• _SET TASK_
Extract each line bearing the word "name".

(Figure contents as structured data)
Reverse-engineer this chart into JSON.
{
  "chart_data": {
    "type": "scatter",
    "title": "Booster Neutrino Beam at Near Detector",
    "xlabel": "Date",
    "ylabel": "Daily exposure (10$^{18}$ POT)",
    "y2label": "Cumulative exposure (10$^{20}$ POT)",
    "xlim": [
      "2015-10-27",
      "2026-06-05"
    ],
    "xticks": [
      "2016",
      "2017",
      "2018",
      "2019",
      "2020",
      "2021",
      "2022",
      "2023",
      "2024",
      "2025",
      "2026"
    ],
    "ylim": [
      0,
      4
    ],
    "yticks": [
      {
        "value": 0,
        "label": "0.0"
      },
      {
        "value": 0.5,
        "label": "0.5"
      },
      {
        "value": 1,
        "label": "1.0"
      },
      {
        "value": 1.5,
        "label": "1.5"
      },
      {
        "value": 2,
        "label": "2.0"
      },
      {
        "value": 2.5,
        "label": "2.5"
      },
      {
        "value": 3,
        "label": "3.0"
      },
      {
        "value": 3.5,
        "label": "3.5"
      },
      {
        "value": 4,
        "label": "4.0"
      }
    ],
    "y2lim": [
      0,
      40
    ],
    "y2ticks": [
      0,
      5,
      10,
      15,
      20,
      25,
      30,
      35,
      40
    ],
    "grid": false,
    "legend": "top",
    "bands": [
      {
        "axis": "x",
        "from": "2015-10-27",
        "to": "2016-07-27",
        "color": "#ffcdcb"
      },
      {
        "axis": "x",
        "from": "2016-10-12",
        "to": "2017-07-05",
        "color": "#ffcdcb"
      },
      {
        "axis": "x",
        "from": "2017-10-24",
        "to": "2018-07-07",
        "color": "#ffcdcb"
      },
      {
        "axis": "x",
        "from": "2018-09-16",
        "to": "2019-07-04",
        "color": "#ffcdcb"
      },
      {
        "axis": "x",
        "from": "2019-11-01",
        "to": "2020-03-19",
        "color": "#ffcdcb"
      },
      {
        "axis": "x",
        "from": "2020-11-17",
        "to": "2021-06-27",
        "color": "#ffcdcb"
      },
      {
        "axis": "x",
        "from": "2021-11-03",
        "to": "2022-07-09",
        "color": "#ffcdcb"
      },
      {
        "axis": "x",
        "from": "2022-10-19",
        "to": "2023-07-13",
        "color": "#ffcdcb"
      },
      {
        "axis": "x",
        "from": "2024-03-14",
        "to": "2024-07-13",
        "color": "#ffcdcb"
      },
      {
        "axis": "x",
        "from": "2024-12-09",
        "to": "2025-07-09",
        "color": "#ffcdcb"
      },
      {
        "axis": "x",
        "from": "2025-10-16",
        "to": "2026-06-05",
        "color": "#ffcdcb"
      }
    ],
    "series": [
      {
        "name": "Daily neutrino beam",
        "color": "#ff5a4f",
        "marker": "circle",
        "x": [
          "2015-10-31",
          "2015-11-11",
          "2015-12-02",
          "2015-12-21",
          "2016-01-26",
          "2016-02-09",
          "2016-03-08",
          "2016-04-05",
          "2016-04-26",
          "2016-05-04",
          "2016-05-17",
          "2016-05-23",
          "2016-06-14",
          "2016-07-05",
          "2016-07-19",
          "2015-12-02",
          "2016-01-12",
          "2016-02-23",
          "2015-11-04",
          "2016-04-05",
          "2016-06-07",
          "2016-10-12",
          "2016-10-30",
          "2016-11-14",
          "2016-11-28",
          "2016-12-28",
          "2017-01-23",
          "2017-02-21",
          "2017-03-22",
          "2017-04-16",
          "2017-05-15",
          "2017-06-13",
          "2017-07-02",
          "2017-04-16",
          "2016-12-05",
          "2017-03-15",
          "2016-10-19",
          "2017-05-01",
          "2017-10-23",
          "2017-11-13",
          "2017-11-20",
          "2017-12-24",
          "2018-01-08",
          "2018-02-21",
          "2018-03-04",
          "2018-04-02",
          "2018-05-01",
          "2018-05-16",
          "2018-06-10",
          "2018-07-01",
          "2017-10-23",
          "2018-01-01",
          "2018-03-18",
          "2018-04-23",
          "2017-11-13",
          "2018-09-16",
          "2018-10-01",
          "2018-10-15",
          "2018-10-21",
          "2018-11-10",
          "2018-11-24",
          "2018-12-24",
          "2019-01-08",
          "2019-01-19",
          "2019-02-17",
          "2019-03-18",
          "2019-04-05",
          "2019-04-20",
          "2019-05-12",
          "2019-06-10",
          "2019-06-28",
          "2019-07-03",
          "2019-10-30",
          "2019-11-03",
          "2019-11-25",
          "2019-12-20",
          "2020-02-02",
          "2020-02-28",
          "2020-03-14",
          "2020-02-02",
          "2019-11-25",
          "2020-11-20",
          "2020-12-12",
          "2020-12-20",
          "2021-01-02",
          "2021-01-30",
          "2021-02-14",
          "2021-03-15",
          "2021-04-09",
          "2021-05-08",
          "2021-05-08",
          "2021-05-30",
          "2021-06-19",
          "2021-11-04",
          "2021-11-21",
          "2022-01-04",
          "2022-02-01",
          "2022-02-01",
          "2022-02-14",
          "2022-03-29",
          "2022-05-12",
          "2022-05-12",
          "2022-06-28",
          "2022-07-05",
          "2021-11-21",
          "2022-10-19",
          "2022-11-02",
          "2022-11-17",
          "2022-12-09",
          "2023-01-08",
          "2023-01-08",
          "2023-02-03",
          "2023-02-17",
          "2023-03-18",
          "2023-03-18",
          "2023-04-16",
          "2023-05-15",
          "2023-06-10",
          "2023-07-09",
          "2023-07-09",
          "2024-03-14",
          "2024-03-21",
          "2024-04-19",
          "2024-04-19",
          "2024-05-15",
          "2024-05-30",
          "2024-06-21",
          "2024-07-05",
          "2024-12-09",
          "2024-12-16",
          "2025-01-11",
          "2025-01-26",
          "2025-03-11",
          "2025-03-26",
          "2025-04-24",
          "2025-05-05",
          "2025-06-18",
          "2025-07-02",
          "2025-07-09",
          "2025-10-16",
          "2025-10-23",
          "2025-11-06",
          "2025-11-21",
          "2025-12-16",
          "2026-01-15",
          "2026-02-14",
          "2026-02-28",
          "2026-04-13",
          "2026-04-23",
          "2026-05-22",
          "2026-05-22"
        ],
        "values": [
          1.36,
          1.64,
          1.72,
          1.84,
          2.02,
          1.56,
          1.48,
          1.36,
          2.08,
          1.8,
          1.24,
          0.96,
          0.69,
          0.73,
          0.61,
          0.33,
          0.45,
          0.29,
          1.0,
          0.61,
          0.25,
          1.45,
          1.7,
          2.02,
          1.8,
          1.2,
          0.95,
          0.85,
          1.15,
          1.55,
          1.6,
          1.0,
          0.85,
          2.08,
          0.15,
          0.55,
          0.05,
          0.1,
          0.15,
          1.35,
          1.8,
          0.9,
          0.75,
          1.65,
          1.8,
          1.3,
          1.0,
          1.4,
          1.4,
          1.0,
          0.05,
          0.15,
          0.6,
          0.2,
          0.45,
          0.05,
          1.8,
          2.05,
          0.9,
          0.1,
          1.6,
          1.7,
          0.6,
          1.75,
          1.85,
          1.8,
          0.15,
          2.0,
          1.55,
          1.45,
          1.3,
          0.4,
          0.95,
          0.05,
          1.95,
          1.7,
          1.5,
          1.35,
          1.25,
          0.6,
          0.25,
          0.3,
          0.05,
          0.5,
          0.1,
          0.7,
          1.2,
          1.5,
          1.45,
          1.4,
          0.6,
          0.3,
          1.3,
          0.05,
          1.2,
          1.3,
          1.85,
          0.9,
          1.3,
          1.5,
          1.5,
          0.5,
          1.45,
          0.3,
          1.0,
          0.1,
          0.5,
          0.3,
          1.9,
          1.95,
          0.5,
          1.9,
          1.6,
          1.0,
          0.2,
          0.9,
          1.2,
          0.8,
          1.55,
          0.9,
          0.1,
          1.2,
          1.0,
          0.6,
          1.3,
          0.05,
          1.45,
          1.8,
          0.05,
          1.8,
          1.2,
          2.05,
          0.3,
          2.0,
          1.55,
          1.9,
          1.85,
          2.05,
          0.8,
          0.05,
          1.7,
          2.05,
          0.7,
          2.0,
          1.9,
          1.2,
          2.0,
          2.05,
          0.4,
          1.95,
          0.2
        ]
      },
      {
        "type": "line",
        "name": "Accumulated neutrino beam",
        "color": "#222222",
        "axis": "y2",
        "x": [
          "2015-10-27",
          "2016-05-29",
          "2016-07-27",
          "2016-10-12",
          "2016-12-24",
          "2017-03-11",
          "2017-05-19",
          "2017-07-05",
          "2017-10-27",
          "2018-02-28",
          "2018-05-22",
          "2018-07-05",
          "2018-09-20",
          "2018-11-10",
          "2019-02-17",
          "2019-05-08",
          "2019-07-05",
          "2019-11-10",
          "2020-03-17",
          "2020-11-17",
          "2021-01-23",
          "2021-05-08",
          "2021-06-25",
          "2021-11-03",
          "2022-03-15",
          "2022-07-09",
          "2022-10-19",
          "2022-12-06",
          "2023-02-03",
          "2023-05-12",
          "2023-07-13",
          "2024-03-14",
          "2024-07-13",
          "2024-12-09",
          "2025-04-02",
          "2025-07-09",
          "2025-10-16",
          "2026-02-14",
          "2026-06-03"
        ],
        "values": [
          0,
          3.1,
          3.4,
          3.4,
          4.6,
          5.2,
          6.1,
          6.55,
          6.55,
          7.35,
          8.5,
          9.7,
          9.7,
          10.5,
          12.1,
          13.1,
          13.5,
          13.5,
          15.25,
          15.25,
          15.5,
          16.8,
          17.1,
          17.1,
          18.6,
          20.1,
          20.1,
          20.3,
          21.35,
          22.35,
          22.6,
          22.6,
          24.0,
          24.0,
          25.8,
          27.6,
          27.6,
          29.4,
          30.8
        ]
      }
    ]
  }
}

• _SOLUTION TO THIS PROBLEM_
        "name": "Daily neutrino beam",
        "name": "Accumulated neutrino beam",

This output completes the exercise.